#### [SELECTED TEXT]

..........

The Joint Center for Housing Studies of Harvard University released its annual State of the Nation’s Housing report this morning. HousingZone editors sifted through the 44-page report to identify the key findings.


By HZ Staff June 14, 2012
State of the Nation's Housing report, Harvard, 2012, 9 takeaways

The Joint Center for Housing Studies of Harvard University released its annual State of the Nation’s Housing report this morning. HousingZone editors sifted through the 44-page report to identify the key findings.

Here are our nine takeaways:

• Steadier job growth and improving consumer confidence were key to boosting sales of both new and existing homes in 2011. These factors, coupled with a depletion in inventories of homes for sale, lead economists to believe that home prices may finally bottom out this year.

• However, three conditions will slow the recovery of the for-sale housing market: a backlog of roughly two million loans in foreclosure; the 11.1 million homeowners who are underwater on their mortgage; and the above-normal number of vacant homes on the market. The remedy, according to the Harvard report: a sustained increase in employment to bring household growth back to its long-term pace.

..........

#### [DATA RECORDS]
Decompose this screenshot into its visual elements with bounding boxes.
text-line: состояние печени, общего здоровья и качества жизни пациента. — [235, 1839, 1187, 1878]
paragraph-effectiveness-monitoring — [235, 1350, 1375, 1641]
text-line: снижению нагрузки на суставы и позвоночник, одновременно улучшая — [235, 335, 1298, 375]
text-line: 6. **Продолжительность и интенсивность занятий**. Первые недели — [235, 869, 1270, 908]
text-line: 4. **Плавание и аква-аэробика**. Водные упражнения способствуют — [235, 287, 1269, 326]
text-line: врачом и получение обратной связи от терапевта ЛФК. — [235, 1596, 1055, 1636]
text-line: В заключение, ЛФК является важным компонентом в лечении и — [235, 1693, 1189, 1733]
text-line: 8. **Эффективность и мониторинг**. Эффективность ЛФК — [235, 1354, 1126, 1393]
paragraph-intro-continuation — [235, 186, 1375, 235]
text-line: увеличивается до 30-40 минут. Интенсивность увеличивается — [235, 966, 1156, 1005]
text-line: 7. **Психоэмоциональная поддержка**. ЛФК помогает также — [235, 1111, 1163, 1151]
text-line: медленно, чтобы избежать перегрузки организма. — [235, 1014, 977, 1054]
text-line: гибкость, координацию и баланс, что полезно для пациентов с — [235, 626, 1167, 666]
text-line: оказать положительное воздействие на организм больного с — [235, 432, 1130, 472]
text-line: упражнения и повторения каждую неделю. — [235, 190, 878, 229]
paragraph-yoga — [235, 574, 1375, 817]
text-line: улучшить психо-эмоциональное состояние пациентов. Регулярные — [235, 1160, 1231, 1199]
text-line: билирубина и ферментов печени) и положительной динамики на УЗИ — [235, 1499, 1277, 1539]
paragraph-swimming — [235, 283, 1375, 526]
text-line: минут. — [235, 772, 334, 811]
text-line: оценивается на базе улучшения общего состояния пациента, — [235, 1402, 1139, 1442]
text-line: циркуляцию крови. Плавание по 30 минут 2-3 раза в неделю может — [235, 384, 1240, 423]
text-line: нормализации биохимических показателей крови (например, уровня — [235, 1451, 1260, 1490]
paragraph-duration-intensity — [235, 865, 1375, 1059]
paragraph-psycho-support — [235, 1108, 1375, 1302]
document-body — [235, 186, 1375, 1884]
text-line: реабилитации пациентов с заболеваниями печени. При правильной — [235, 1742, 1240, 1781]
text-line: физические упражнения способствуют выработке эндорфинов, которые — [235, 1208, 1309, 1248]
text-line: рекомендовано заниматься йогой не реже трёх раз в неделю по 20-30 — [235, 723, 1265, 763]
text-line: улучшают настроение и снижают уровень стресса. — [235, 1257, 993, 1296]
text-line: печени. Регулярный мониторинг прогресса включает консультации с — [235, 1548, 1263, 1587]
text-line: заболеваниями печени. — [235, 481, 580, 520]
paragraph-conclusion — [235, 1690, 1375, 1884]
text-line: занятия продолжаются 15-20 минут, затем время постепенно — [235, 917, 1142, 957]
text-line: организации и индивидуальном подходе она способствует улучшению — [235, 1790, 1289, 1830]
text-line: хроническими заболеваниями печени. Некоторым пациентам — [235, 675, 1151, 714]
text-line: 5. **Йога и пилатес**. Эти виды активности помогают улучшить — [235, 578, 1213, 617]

..........

#### [WHAT TO WORK ON]
1. Answer these questions using the article on Harvard's 2012 State of the Nation's Housing report.
(a) How many pages long is the report?
(b) How many homeowners are underwater on their mortgage?
(c) What remedy does the report give for the slow recovery of the for-sale market?
2. Continue the article on Harvard's 2012 State of the Nation's Housing report from the point where it stops.

#### [EXPECTED OUTPUTS]
1.
(a) The report is 44 pages long.
(b) 11.1 million homeowners are underwater on their mortgage.
(c) A sustained increase in employment that brings household growth back to its long-term pace.

2.
• The rental market continues to be the bright spot. The number of renters surged by 5.1 million in the 2000s, the largest decade-long increase in the postwar era. The growth was driven by both the economic downturn/housing crash and demographic trends (e.g., aging population). Moreover, multi-family starts more than doubled from the trough to a 225,000 unit annual rate in early 2012, but they are still well below the nearly 340,000 annual average in the decade before the bust.

• However, the rental market (as well as for-sale market) has yet to benefit fully from the presence of the large echo boom generation, largely due to the recession, which slowed household formations among this group.

• Demand for rentals has pushed rental vacancy rates down and rents up. The Harvard report cited data from MPF Research that shows that rents on investment-grade multi-family properties outpaced inflation in 38 of the 64 markets it tracks. Of the remaining metros, all but one (Las Vegas) posted at least nominal rent increases in 2011.

• Although young households have increasingly opted to rent in recent years, most still aspire to homeownership. For instance, the late-2011 Fannie Mae National Housing Survey found that 86 percent of renters aged 18–34 believe they will ultimately own homes. Record housing affordability levels and rising rental rates will only help drive echo boomers and younger Gen Xers into homeownership.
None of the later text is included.